SUPPLIED DATA |
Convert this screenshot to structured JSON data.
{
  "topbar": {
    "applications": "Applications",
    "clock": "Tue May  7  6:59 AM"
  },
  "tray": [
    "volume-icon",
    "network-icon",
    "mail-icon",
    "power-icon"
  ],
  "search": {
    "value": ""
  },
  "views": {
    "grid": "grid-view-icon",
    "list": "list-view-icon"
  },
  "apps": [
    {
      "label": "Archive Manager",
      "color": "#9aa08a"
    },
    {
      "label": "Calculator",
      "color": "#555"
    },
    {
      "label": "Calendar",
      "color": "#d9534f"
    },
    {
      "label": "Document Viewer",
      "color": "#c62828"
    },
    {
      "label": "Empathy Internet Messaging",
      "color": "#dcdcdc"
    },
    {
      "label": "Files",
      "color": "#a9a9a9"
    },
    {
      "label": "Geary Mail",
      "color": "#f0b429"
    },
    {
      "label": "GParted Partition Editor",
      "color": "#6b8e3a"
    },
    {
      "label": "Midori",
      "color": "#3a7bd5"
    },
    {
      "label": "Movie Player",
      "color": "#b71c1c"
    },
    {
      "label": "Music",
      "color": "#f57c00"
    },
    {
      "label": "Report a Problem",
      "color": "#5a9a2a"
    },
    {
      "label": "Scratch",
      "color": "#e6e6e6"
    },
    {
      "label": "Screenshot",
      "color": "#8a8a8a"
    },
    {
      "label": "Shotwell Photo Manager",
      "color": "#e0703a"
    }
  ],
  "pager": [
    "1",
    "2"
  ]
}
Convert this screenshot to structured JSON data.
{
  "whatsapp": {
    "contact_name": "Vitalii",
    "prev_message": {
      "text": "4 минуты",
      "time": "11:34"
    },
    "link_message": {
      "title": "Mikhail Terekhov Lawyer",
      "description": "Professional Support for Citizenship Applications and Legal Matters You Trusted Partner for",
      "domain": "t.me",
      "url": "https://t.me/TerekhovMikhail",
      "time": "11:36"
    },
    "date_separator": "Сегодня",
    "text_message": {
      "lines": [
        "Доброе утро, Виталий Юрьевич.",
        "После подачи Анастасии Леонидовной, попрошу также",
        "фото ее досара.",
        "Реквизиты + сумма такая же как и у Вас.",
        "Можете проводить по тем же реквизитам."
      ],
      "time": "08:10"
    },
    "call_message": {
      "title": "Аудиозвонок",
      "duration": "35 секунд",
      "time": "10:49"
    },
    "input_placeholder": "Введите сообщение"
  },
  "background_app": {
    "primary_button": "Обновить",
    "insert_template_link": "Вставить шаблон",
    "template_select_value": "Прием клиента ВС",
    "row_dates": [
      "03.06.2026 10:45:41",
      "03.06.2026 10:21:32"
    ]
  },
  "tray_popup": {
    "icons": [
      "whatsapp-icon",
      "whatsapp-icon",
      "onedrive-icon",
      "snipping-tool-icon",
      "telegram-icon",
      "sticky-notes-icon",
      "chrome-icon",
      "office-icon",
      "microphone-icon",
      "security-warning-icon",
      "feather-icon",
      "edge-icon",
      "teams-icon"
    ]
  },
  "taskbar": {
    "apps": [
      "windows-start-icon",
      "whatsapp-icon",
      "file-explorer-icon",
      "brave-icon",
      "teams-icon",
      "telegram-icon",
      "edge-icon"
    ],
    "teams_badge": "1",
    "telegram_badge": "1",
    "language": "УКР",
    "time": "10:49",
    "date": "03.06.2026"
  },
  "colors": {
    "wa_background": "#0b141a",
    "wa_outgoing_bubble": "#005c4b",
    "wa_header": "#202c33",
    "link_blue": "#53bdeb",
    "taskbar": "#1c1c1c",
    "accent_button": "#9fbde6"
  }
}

WHAT TO PRODUCE | Extract the entries above verbatim.

FINAL RESULT |
Convert this screenshot to structured JSON data.
{
  "topbar": {
    "applications": "Applications",
    "clock": "Tue May  7  6:59 AM"
  },
  "tray": [
    "volume-icon",
    "network-icon",
    "mail-icon",
    "power-icon"
  ],
  "search": {
    "value": ""
  },
  "views": {
    "grid": "grid-view-icon",
    "list": "list-view-icon"
  },
  "apps": [
    {
      "label": "Archive Manager",
      "color": "#9aa08a"
    },
    {
      "label": "Calculator",
      "color": "#555"
    },
    {
      "label": "Calendar",
      "color": "#d9534f"
    },
    {
      "label": "Document Viewer",
      "color": "#c62828"
    },
    {
      "label": "Empathy Internet Messaging",
      "color": "#dcdcdc"
    },
    {
      "label": "Files",
      "color": "#a9a9a9"
    },
    {
      "label": "Geary Mail",
      "color": "#f0b429"
    },
    {
      "label": "GParted Partition Editor",
      "color": "#6b8e3a"
    },
    {
      "label": "Midori",
      "color": "#3a7bd5"
    },
    {
      "label": "Movie Player",
      "color": "#b71c1c"
    },
    {
      "label": "Music",
      "color": "#f57c00"
    },
    {
      "label": "Report a Problem",
      "color": "#5a9a2a"
    },
    {
      "label": "Scratch",
      "color": "#e6e6e6"
    },
    {
      "label": "Screenshot",
      "color": "#8a8a8a"
    },
    {
      "label": "Shotwell Photo Manager",
      "color": "#e0703a"
    }
  ],
  "pager": [
    "1",
    "2"
  ]
}
Convert this screenshot to structured JSON data.
{
  "whatsapp": {
    "contact_name": "Vitalii",
    "prev_message": {
      "text": "4 минуты",
      "time": "11:34"
    },
    "link_message": {
      "title": "Mikhail Terekhov Lawyer",
      "description": "Professional Support for Citizenship Applications and Legal Matters You Trusted Partner for",
      "domain": "t.me",
      "url": "https://t.me/TerekhovMikhail",
      "time": "11:36"
    },
    "date_separator": "Сегодня",
    "text_message": {
      "lines": [
        "Доброе утро, Виталий Юрьевич.",
        "После подачи Анастасии Леонидовной, попрошу также",
        "фото ее досара.",
        "Реквизиты + сумма такая же как и у Вас.",
        "Можете проводить по тем же реквизитам."
      ],
      "time": "08:10"
    },
    "call_message": {
      "title": "Аудиозвонок",
      "duration": "35 секунд",
      "time": "10:49"
    },
    "input_placeholder": "Введите сообщение"
  },
  "background_app": {
    "primary_button": "Обновить",
    "insert_template_link": "Вставить шаблон",
    "template_select_value": "Прием клиента ВС",
    "row_dates": [
      "03.06.2026 10:45:41",
      "03.06.2026 10:21:32"
    ]
  },
  "tray_popup": {
    "icons": [
      "whatsapp-icon",
      "whatsapp-icon",
      "onedrive-icon",
      "snipping-tool-icon",
      "telegram-icon",
      "sticky-notes-icon",
      "chrome-icon",
      "office-icon",
      "microphone-icon",
      "security-warning-icon",
      "feather-icon",
      "edge-icon",
      "teams-icon"
    ]
  },
  "taskbar": {
    "apps": [
      "windows-start-icon",
      "whatsapp-icon",
      "file-explorer-icon",
      "brave-icon",
      "teams-icon",
      "telegram-icon",
      "edge-icon"
    ],
    "teams_badge": "1",
    "telegram_badge": "1",
    "language": "УКР",
    "time": "10:49",
    "date": "03.06.2026"
  },
  "colors": {
    "wa_background": "#0b141a",
    "wa_outgoing_bubble": "#005c4b",
    "wa_header": "#202c33",
    "link_blue": "#53bdeb",
    "taskbar": "#1c1c1c",
    "accent_button": "#9fbde6"
  }
}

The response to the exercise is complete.